(Excerpts from a figure dataset)

————————

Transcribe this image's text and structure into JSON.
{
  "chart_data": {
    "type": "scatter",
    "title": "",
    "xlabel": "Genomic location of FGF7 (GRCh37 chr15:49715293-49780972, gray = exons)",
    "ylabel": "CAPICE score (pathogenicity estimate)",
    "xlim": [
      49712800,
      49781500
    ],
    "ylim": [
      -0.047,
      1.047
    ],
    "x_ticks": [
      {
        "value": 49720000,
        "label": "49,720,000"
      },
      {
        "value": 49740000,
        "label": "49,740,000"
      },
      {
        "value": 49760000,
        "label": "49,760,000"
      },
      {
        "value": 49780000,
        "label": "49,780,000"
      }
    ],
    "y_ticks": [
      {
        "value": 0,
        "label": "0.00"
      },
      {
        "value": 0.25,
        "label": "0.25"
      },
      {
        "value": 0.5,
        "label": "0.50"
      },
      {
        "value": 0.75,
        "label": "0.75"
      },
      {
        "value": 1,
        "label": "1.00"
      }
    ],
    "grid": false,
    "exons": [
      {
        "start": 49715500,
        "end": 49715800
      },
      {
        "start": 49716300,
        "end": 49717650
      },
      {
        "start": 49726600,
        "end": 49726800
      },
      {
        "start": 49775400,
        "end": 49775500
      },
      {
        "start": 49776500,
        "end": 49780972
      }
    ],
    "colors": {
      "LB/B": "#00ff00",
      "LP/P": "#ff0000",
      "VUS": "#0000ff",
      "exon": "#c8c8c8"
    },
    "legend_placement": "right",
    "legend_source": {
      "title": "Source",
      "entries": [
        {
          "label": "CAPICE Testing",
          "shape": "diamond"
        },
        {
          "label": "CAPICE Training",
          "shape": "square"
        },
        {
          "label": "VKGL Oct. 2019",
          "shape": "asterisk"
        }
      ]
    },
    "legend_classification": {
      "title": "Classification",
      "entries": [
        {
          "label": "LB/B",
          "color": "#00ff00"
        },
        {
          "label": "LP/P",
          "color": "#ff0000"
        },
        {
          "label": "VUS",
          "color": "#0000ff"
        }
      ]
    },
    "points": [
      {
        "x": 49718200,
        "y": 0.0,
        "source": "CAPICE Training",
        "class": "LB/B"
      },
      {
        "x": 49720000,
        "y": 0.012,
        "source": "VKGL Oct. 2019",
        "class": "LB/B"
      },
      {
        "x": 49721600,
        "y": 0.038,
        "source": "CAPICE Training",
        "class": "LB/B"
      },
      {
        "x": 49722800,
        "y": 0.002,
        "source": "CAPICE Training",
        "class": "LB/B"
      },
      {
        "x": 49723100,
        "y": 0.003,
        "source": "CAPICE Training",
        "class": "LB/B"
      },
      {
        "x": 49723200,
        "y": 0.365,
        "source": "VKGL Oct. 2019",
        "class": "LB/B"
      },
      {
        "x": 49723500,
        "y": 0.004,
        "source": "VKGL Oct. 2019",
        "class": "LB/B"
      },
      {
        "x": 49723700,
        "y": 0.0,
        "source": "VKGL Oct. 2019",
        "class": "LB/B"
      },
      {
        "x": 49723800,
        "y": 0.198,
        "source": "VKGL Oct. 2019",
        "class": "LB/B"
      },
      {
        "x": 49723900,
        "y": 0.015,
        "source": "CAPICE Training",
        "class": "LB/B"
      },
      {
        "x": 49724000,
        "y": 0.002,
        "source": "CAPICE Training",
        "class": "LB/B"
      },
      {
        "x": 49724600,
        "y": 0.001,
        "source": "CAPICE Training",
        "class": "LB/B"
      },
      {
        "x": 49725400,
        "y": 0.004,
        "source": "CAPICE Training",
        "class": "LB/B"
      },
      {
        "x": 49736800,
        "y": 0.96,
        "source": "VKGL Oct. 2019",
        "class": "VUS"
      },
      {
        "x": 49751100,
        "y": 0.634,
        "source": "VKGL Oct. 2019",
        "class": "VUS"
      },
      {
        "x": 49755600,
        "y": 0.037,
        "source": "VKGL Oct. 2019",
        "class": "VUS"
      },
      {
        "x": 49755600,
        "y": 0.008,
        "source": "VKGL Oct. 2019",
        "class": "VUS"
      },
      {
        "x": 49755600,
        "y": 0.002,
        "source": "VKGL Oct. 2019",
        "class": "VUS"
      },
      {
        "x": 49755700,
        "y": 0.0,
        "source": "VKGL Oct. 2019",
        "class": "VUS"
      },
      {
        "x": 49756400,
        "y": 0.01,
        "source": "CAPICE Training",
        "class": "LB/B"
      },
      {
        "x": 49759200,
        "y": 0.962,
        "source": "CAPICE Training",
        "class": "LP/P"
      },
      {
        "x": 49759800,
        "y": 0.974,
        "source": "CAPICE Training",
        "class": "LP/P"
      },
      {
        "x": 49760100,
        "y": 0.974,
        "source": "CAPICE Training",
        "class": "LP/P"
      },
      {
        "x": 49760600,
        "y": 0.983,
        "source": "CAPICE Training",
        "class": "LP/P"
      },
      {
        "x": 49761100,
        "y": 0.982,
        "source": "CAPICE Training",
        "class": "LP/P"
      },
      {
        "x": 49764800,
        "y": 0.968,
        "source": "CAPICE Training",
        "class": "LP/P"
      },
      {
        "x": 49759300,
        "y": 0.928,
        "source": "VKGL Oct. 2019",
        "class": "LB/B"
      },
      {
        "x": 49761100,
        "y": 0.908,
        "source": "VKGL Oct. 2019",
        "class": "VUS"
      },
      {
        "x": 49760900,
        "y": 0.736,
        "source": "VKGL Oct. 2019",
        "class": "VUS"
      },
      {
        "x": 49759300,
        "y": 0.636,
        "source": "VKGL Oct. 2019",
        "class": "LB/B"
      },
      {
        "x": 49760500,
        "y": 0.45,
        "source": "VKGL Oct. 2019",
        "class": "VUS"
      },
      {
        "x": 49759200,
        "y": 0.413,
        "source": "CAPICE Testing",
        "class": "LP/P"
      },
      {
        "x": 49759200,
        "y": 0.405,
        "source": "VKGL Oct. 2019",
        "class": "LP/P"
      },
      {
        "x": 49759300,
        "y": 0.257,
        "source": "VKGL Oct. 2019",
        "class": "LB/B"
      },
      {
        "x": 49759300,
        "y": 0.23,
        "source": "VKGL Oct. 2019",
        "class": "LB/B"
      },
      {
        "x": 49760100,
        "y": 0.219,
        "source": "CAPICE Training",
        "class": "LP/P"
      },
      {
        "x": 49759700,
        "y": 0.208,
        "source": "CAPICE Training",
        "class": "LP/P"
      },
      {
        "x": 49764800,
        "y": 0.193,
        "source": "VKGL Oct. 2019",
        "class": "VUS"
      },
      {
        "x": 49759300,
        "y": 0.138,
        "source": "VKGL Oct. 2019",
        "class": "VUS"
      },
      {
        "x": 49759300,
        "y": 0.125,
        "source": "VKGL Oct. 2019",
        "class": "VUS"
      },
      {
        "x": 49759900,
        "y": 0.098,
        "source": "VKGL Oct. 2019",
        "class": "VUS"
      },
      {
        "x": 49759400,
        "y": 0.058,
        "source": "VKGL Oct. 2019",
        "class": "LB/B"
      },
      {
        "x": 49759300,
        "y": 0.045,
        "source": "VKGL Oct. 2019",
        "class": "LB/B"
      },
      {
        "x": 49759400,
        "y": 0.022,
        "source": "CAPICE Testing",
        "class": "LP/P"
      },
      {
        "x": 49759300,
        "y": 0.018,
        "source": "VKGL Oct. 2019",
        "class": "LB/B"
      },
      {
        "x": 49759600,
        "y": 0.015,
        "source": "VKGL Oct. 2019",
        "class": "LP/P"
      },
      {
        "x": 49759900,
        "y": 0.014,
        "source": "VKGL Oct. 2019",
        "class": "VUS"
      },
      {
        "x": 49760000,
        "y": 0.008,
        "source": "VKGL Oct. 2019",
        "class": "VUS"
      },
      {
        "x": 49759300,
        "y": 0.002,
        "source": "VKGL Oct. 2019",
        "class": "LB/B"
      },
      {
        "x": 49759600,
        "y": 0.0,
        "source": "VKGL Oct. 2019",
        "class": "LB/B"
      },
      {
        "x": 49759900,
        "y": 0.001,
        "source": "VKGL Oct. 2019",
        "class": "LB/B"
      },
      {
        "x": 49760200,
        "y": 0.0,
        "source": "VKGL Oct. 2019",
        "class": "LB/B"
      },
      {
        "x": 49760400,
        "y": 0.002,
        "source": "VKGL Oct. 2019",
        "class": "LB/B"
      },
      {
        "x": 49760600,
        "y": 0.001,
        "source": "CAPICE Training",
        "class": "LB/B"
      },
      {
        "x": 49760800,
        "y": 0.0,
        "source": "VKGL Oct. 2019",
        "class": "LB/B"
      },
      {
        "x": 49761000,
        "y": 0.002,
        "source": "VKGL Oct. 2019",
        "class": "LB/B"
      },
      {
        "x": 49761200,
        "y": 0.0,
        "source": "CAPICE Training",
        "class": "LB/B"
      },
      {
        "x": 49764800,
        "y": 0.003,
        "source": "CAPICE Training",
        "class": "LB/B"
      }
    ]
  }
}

————————

Filter the data, keeping only the lines that contain "start".

Solution for this task:
        "start": 49715500,
        "start": 49716300,
        "start": 49726600,
        "start": 49775400,
        "start": 49776500,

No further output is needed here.